▸ **PROVIDED ENTRIES**
----------------

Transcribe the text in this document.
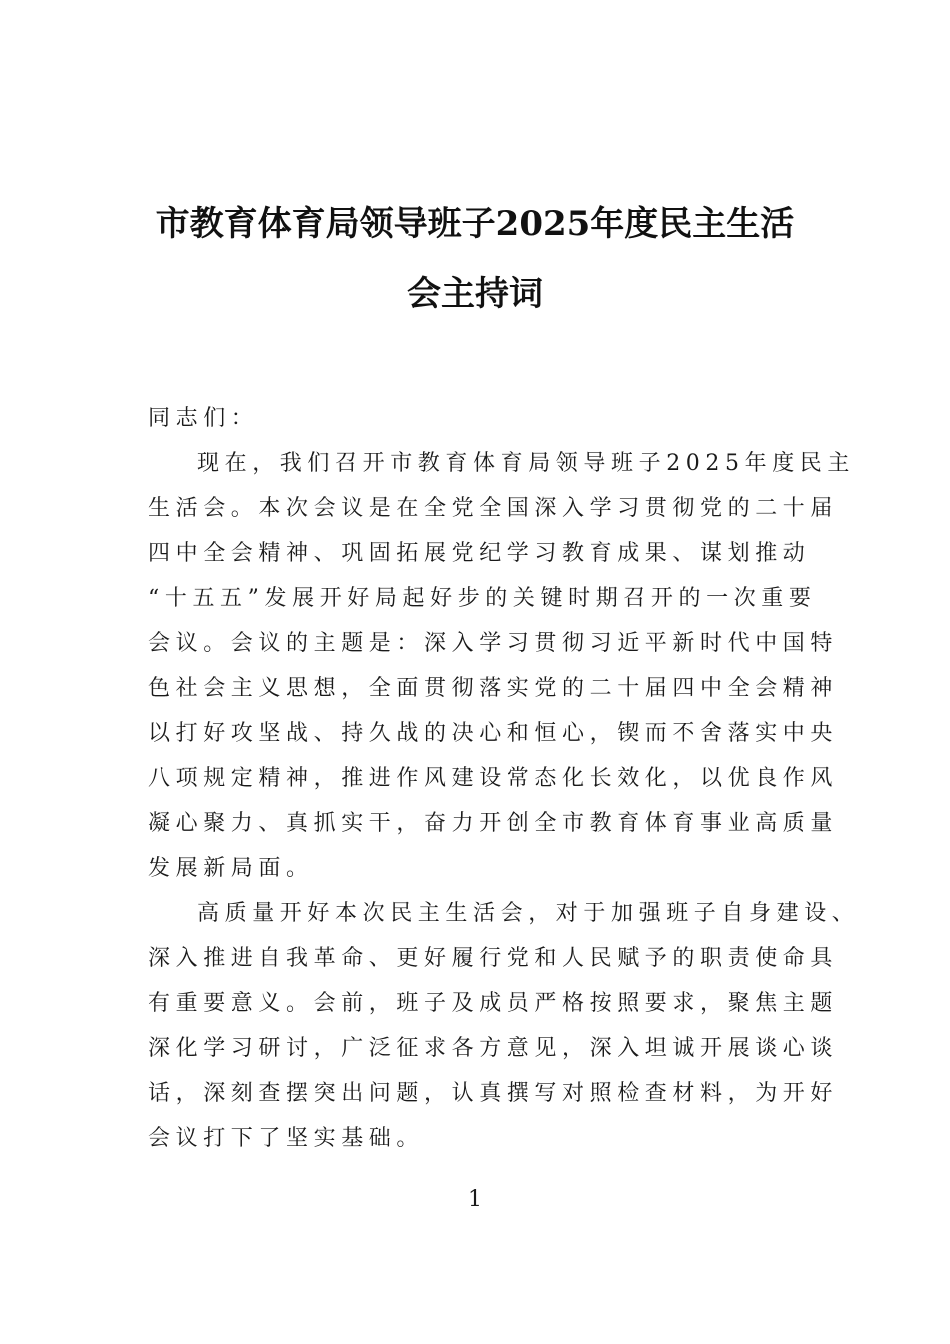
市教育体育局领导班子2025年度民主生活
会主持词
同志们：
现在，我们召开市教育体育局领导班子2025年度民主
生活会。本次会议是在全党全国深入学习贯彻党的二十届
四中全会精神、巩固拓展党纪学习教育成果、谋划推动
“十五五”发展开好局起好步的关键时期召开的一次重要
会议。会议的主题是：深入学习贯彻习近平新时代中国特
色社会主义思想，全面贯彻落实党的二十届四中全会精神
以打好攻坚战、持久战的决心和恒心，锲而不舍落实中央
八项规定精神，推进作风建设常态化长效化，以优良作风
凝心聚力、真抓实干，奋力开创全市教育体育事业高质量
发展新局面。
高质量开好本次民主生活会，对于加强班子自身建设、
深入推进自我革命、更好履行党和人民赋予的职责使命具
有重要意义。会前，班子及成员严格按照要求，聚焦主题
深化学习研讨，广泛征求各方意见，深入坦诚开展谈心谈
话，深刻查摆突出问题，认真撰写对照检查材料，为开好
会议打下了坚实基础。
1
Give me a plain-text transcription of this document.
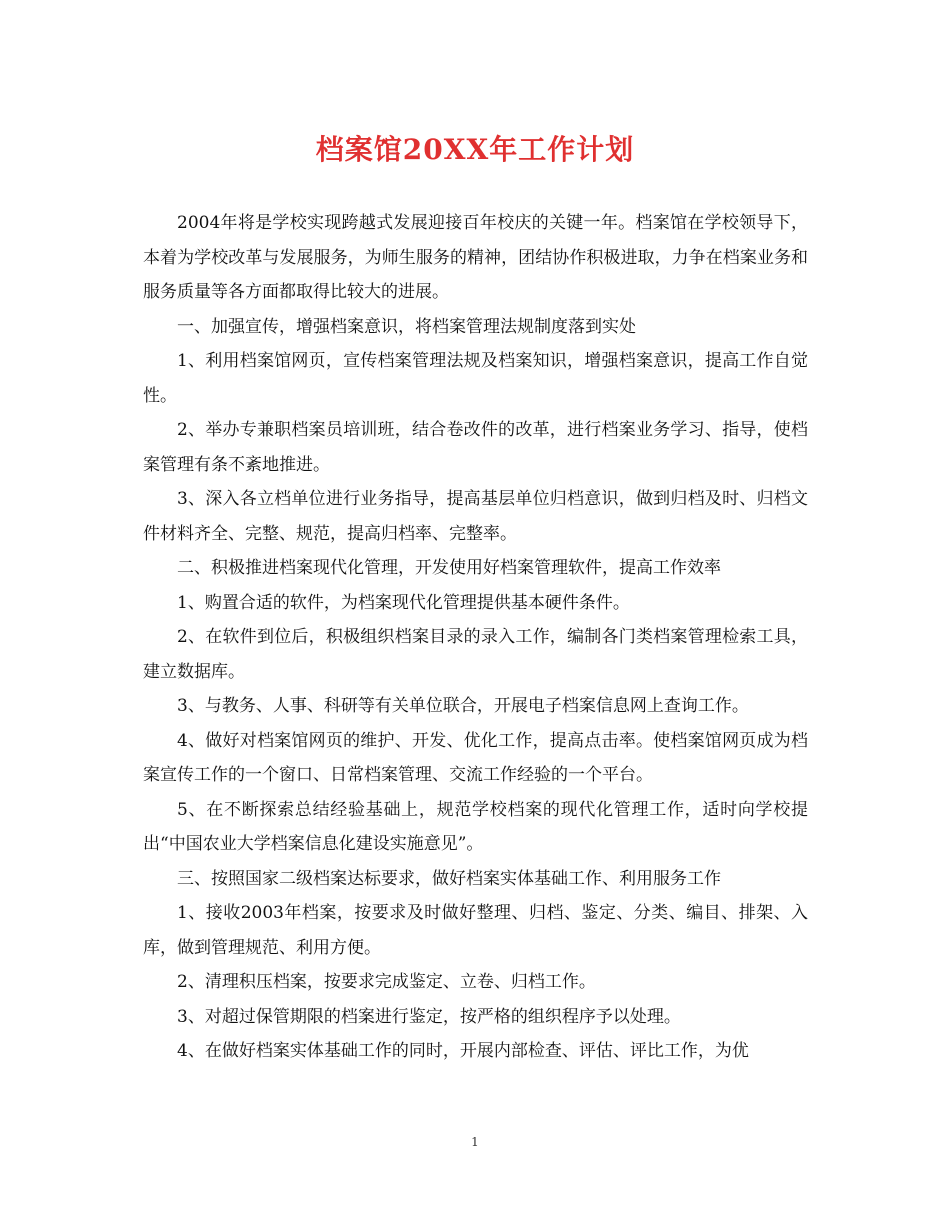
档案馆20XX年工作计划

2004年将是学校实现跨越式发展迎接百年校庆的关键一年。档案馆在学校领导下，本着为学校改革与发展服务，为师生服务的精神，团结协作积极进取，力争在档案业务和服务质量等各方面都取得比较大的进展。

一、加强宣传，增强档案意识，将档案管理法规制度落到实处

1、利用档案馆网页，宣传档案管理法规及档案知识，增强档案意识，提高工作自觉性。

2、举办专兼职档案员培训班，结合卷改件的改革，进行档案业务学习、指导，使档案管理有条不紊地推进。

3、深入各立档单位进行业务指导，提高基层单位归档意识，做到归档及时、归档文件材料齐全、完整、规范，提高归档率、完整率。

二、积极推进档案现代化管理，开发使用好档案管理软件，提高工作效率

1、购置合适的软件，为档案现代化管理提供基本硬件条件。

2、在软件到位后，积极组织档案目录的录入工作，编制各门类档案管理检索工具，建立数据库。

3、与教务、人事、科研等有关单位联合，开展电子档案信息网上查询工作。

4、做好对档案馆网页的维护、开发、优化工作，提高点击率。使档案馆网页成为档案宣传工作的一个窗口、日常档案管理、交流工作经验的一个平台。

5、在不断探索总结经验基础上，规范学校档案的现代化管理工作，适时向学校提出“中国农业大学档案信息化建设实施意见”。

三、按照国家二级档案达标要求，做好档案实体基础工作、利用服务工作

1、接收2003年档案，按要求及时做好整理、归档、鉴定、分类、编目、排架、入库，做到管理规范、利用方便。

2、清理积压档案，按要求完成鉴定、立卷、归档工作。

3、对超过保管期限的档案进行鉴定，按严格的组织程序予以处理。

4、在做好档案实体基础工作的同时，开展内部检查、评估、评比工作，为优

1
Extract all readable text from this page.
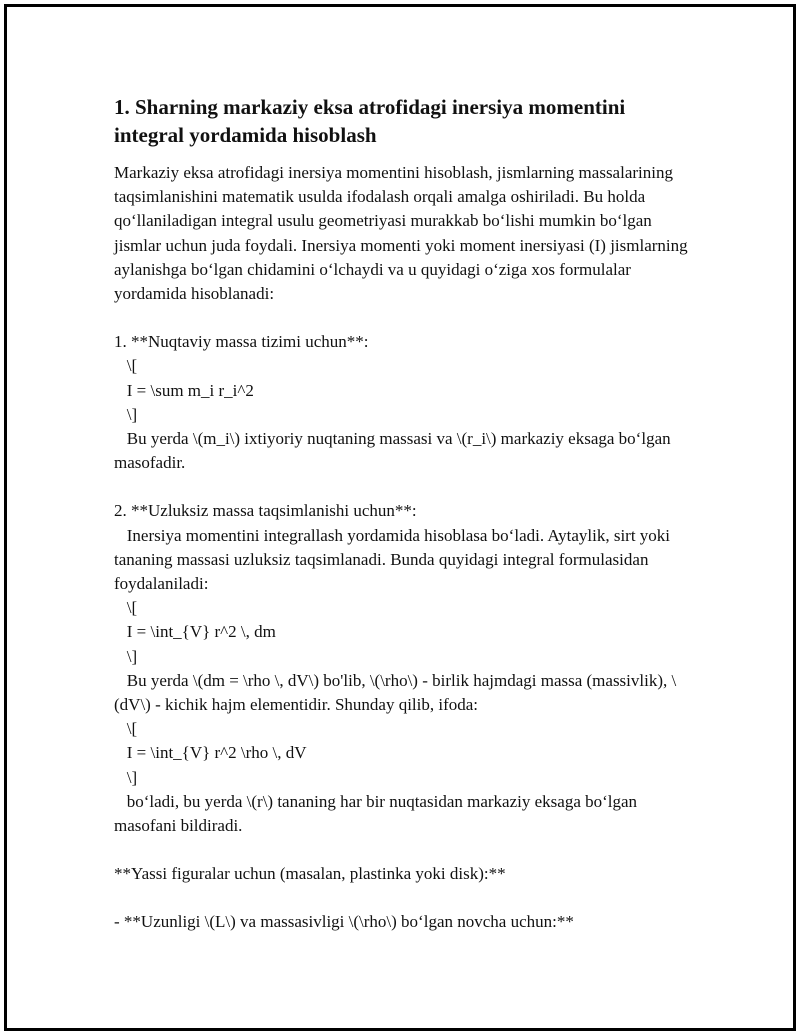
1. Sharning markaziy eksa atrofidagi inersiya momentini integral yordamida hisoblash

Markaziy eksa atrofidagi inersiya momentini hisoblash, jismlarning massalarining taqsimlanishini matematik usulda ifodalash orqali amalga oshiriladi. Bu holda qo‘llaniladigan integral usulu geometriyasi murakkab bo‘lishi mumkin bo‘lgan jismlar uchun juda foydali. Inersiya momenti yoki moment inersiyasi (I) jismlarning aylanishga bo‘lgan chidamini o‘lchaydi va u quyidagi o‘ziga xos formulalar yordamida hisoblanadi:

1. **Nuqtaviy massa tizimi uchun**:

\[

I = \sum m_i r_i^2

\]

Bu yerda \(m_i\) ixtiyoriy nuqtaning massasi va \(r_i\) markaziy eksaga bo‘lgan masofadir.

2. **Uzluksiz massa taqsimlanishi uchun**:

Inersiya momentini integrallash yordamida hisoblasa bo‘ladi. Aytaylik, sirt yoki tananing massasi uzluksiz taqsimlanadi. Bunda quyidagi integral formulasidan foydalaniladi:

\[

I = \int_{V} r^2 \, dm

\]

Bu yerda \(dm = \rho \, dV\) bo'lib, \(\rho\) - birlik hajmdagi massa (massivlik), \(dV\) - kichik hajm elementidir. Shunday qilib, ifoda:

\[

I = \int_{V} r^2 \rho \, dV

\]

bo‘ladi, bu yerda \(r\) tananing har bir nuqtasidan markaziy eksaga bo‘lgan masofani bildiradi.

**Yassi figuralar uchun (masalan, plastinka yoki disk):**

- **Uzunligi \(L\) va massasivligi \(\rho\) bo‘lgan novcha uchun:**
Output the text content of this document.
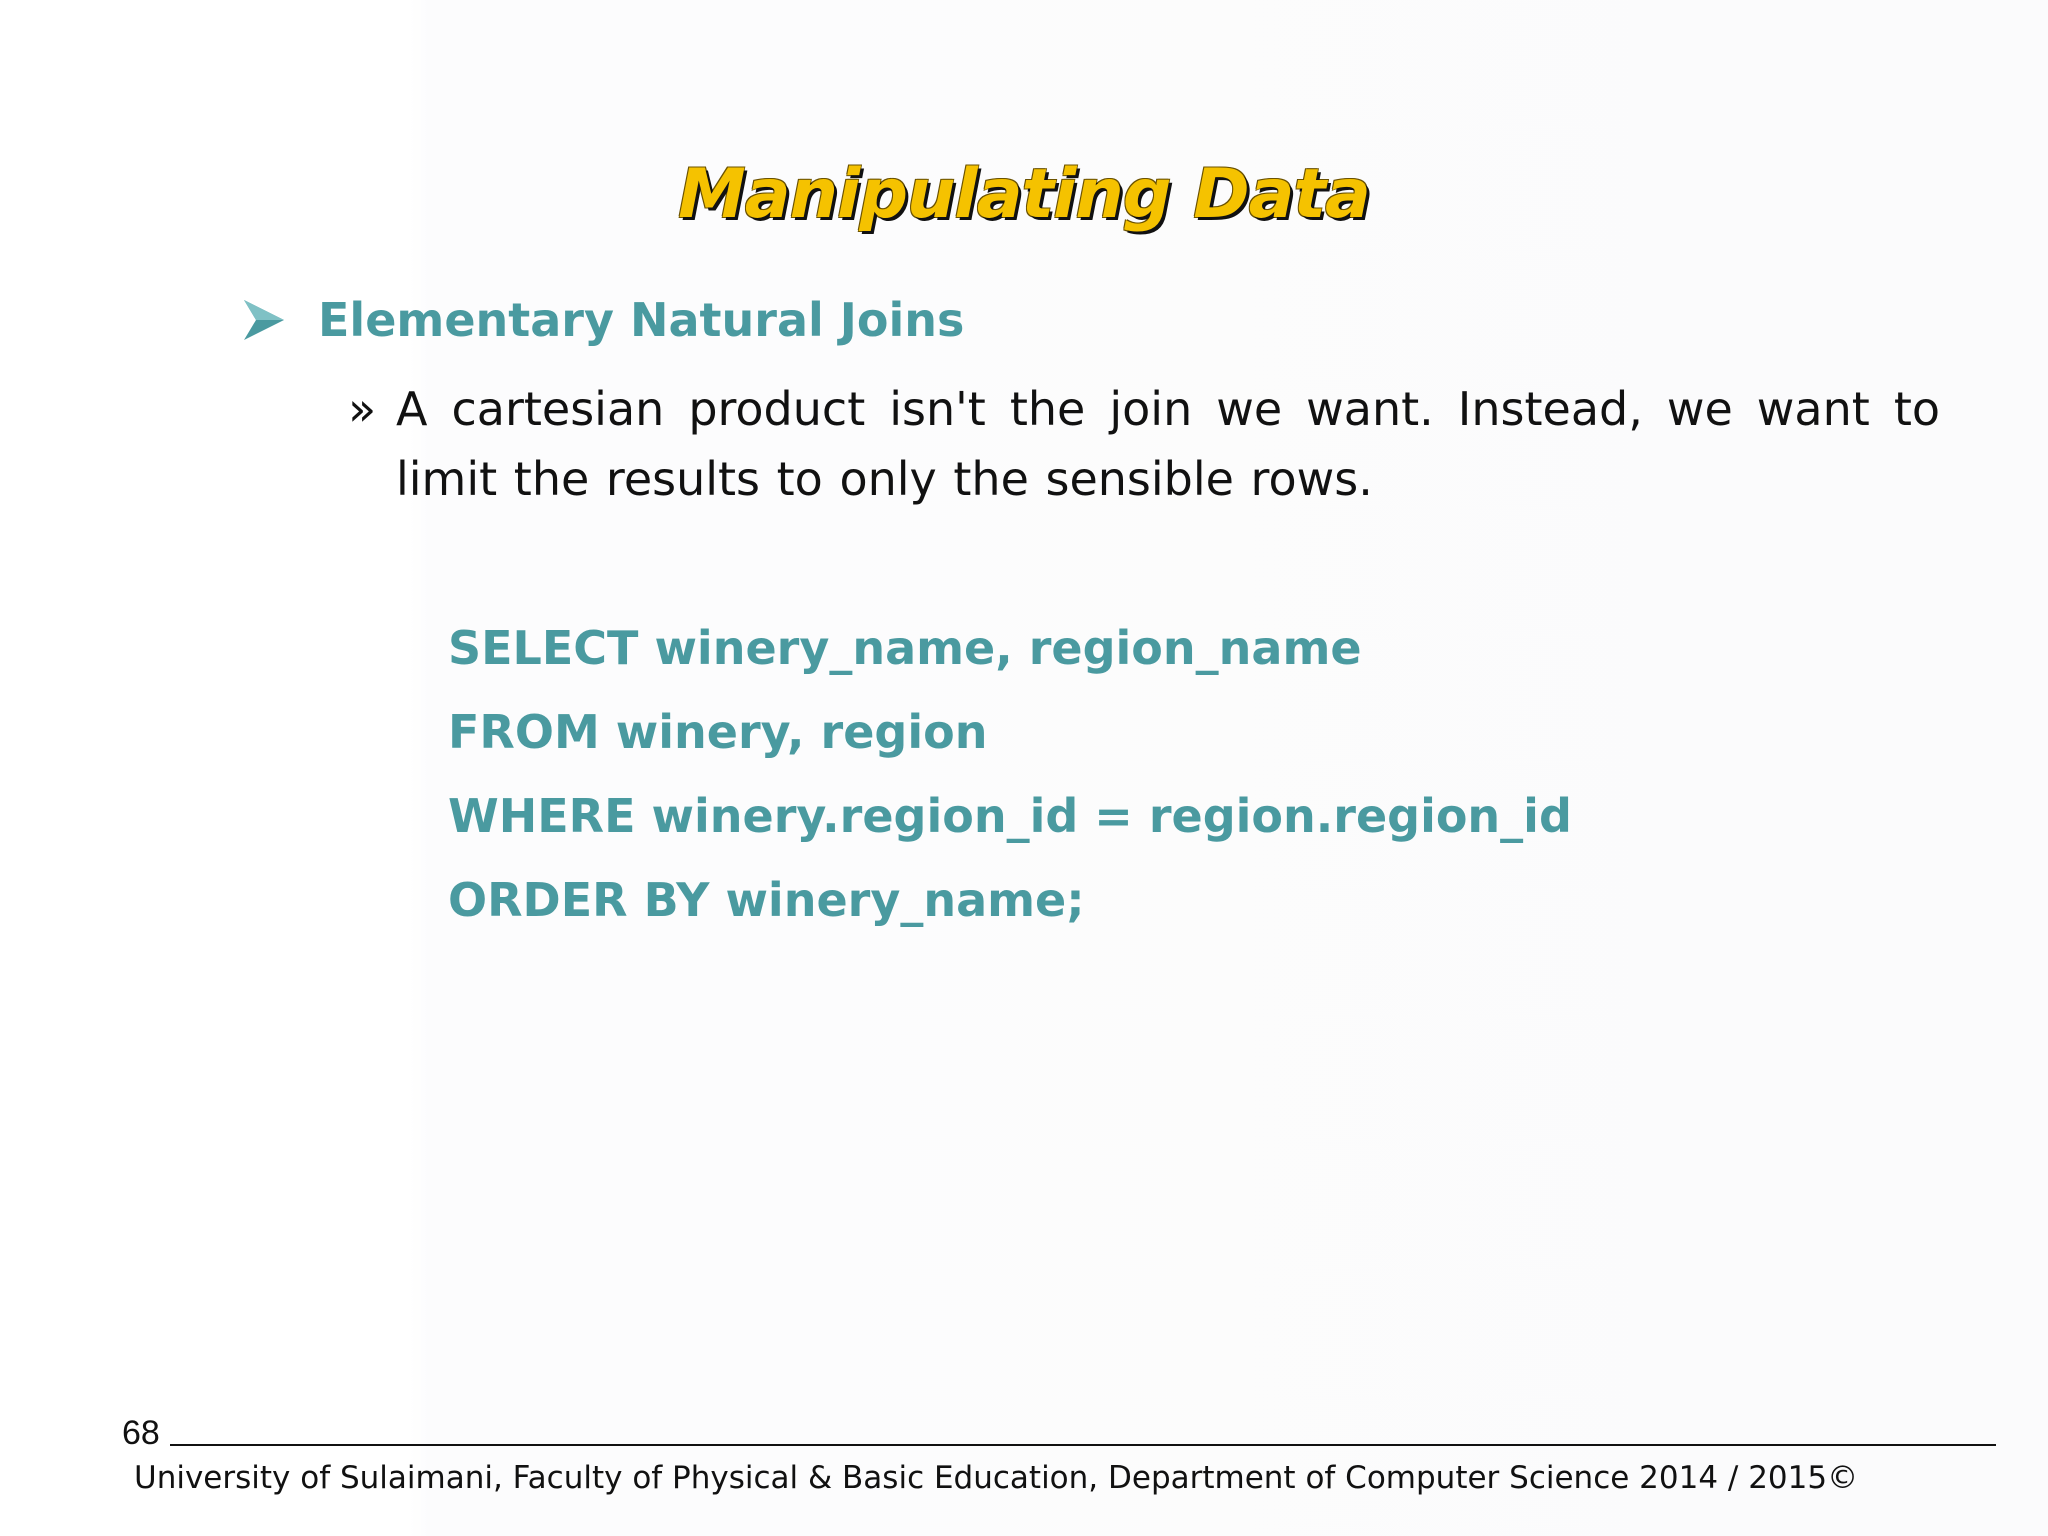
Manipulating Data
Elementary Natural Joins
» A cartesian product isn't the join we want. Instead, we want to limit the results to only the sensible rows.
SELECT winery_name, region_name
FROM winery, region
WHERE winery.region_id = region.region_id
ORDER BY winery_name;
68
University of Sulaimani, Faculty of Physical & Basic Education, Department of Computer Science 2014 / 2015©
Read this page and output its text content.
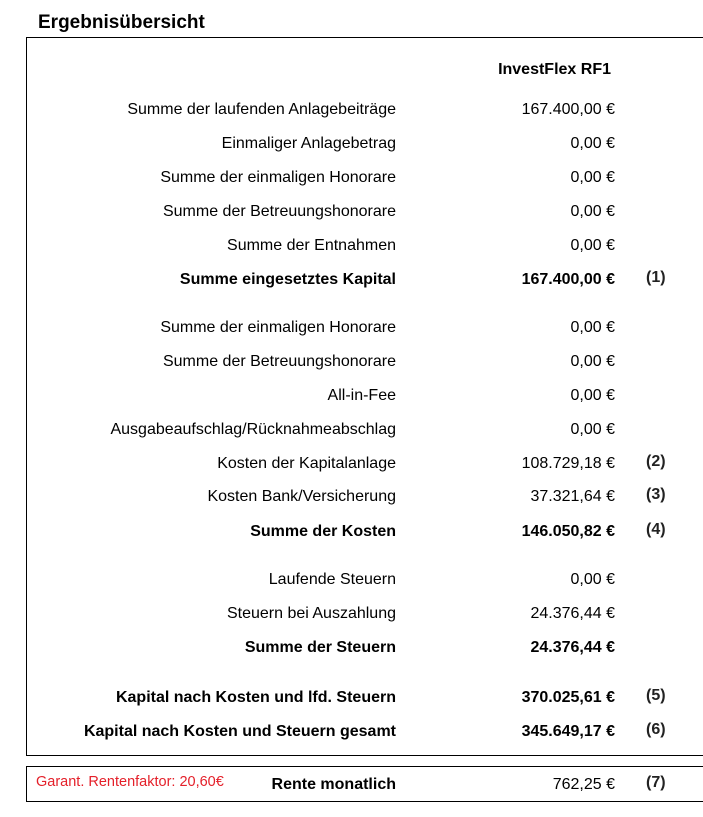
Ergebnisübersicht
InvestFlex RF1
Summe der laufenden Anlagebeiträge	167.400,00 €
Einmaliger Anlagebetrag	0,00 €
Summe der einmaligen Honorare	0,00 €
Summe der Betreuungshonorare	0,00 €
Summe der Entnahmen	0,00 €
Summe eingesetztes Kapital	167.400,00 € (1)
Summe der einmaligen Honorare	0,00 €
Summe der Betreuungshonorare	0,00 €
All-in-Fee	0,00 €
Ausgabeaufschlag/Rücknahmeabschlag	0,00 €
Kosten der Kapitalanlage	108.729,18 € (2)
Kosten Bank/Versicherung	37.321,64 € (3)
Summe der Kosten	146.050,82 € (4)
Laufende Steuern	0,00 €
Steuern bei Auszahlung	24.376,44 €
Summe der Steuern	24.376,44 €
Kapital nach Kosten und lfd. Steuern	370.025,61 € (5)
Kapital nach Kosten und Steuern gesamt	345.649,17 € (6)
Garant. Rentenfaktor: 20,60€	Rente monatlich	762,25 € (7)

----------------

▸ **WORK TO BE COMPLETED**
Tell how many lines in the material contain the word "Steuern". Only the number is wanted.

▸ **ANSWER TO THE TASK**
5